Excerpts from a figure dataset
»»

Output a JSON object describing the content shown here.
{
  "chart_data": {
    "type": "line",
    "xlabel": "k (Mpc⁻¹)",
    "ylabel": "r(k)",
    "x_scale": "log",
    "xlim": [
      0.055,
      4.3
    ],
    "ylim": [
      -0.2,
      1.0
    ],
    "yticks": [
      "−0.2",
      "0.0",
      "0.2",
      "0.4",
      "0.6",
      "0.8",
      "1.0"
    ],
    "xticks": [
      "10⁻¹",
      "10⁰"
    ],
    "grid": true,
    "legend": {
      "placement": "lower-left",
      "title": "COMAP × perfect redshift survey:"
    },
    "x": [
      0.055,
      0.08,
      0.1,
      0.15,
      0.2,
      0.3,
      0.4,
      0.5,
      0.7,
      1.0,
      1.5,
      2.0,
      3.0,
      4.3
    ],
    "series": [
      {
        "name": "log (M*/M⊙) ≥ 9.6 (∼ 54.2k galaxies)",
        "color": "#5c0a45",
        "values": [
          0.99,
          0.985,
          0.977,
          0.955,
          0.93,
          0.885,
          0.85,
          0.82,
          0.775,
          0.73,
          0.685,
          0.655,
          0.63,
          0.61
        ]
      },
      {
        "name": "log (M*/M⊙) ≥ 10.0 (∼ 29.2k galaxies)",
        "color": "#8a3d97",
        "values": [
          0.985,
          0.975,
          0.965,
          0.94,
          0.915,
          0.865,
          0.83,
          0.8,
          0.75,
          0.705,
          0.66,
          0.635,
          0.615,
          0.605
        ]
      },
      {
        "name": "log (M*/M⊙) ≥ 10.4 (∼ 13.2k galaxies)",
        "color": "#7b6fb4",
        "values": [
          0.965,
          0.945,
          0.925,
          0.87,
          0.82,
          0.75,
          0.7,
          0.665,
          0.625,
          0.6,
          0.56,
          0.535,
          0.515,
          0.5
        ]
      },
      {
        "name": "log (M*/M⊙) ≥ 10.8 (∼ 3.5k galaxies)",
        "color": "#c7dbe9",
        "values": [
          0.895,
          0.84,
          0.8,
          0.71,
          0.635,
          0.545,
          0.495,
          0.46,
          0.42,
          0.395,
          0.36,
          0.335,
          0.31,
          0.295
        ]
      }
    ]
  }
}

««

▶ _Written task_
Search the lines for the word "color" and report how many contain it, by number only.

▶ _Response to this task_
4